Stated task: Filter the entries that follow, copying every line in which the word "Pole" appears.

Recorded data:
::::::

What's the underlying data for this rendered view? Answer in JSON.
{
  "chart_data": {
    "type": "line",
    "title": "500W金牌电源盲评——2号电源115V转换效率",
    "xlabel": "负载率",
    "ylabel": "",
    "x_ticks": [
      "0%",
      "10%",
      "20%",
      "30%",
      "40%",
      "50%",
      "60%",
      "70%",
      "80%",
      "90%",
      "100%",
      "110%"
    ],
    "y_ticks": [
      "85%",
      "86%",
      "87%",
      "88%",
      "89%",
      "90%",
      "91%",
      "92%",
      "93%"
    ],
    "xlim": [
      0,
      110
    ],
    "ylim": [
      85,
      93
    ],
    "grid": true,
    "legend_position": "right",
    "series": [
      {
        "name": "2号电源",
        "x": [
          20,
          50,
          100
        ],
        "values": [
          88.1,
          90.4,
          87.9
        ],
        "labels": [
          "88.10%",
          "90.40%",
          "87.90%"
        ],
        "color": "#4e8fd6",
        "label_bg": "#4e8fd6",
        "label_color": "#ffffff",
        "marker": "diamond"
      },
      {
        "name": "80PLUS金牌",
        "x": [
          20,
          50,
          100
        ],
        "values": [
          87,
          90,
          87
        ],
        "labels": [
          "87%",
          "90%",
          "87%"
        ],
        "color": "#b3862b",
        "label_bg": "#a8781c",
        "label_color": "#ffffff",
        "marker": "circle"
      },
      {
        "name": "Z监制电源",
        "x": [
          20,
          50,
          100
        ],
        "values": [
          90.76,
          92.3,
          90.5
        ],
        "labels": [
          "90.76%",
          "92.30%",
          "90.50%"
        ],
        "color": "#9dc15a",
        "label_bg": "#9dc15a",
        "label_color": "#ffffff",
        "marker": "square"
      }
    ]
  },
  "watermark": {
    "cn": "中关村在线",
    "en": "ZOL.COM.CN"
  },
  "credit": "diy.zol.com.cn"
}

::::::

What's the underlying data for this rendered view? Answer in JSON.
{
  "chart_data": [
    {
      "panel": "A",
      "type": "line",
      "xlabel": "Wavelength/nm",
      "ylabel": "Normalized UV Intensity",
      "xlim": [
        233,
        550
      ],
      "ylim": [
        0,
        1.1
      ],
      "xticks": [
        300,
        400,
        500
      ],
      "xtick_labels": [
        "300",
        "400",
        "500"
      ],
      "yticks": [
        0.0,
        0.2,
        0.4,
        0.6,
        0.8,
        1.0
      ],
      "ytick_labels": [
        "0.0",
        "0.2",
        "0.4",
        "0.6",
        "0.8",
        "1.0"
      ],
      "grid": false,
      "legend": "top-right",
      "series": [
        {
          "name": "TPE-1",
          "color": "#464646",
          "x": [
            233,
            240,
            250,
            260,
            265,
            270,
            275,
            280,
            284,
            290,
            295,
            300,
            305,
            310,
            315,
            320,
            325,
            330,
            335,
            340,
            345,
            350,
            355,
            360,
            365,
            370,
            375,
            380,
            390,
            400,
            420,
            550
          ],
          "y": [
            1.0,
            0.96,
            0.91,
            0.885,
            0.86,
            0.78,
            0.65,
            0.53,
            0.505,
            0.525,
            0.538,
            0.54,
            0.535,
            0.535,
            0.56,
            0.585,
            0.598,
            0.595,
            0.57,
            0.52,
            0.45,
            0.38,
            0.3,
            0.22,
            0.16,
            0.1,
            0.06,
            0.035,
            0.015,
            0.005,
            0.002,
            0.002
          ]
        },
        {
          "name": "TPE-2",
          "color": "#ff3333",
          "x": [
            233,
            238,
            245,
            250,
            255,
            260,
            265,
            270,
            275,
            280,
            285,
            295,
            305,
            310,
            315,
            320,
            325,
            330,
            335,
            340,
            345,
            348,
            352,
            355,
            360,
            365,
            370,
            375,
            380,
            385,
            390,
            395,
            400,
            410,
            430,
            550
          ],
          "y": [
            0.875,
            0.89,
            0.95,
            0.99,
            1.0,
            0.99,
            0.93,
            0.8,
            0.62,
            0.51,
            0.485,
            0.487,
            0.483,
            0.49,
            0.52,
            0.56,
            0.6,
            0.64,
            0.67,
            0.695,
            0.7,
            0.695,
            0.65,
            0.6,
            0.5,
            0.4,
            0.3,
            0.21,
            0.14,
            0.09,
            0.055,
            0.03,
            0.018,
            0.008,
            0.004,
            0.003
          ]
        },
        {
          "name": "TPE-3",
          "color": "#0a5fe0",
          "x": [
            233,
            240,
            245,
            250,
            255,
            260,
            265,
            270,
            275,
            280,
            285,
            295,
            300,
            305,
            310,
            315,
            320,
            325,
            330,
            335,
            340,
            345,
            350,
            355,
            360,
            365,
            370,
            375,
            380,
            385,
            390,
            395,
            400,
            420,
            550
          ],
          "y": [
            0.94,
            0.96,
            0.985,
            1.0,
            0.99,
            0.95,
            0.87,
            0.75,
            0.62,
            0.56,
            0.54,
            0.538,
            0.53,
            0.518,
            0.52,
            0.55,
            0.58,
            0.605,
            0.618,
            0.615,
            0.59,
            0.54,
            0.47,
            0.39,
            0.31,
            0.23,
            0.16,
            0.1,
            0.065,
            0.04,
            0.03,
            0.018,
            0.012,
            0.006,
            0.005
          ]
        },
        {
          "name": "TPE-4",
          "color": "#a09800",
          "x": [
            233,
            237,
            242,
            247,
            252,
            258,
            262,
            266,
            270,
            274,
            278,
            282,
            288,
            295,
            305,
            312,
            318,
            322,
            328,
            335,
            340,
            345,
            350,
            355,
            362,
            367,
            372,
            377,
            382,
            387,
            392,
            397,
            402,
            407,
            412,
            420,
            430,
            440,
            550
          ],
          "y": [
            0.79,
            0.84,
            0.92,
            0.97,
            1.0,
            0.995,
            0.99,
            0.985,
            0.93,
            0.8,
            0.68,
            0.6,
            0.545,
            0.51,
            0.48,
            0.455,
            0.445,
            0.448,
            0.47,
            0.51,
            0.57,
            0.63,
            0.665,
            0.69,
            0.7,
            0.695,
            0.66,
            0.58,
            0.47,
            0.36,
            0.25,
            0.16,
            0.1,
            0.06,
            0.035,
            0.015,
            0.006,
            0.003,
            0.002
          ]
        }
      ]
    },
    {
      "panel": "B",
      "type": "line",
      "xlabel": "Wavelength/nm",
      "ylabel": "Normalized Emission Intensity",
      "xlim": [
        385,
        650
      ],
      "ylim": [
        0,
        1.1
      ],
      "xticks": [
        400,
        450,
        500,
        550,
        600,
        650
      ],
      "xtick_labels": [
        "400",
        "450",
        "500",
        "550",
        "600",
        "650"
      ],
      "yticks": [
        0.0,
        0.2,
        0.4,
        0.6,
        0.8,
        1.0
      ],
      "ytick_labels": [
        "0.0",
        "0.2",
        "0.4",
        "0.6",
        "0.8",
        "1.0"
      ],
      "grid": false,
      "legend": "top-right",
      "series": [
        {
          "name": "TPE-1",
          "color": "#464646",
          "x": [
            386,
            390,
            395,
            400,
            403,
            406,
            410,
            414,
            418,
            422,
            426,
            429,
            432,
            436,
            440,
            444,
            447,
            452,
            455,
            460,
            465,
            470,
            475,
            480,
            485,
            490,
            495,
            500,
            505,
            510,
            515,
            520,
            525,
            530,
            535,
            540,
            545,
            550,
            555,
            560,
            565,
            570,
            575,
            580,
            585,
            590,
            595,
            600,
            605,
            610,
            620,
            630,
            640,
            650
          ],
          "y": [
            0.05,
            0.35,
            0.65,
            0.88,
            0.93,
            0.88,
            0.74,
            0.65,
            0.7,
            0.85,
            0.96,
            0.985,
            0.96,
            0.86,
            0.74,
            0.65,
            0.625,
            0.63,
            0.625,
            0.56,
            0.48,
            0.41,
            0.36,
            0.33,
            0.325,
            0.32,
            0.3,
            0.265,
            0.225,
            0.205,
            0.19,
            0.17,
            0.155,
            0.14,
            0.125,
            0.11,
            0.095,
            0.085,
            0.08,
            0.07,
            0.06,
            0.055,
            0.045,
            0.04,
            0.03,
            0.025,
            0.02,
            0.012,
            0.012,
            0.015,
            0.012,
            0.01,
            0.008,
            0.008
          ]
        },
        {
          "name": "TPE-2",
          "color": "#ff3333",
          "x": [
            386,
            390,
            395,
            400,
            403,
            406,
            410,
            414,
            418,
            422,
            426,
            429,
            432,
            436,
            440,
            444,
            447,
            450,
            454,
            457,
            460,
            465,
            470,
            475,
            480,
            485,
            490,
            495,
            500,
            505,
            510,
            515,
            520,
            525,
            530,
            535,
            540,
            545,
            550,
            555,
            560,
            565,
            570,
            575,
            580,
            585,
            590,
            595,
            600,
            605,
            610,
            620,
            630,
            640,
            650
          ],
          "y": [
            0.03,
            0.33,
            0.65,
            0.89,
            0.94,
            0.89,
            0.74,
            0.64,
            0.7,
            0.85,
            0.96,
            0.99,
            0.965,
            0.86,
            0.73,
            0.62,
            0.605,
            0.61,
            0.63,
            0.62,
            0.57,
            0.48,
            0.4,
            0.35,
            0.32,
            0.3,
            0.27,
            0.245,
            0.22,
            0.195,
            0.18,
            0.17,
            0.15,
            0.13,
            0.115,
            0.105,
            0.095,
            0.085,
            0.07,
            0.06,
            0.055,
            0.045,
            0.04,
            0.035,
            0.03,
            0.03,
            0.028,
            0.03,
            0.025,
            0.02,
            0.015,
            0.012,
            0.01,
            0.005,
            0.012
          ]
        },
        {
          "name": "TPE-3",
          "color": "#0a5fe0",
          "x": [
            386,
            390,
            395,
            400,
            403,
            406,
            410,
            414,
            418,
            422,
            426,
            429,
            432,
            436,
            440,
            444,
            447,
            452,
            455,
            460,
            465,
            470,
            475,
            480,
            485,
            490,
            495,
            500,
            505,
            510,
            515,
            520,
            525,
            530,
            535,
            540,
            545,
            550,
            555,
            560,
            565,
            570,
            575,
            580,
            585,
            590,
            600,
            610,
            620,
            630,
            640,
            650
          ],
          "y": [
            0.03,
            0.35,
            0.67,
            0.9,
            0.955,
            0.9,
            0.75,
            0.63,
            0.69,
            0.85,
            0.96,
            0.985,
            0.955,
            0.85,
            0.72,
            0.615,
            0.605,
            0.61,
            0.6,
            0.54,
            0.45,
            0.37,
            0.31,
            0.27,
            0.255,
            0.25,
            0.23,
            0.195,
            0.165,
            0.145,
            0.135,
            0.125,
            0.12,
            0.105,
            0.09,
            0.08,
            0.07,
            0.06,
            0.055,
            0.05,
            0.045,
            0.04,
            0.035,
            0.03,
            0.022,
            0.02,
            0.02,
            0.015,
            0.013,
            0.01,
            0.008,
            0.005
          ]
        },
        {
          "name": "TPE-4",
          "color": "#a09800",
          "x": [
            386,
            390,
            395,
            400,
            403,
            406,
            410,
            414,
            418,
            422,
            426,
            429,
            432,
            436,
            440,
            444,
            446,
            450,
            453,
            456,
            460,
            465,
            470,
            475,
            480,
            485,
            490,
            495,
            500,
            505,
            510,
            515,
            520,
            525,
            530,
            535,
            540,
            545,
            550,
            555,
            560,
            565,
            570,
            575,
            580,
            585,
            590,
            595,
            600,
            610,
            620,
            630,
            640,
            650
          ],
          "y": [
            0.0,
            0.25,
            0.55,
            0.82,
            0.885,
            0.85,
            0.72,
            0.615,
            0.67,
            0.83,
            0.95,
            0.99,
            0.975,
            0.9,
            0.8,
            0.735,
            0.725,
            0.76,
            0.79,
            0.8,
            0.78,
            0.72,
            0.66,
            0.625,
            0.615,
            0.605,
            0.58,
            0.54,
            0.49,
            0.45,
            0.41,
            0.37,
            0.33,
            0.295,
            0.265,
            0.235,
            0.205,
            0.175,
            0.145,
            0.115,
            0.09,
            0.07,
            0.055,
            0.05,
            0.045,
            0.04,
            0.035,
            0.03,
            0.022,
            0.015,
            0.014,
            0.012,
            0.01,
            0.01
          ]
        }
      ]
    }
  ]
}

::::::

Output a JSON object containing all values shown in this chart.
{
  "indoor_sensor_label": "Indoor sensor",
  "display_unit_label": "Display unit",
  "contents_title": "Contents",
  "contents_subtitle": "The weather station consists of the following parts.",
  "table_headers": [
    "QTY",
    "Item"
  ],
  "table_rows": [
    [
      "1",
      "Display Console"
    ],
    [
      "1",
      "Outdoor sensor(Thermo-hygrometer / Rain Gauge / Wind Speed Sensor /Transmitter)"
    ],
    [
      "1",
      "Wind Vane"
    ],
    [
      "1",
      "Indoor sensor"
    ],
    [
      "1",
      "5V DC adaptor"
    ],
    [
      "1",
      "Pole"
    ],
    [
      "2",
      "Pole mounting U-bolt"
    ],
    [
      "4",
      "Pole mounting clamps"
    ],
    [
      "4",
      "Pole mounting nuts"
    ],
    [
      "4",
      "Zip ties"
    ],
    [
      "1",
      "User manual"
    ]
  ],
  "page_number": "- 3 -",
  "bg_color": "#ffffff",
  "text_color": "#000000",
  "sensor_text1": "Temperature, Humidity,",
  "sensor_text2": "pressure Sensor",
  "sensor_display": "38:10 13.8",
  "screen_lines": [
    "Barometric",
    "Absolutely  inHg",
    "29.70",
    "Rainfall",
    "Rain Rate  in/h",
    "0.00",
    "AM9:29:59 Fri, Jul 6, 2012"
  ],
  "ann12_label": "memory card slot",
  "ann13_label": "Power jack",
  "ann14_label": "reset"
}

::::::

Complete output:
      "Pole"
      "Pole mounting U-bolt"
      "Pole mounting clamps"
      "Pole mounting nuts"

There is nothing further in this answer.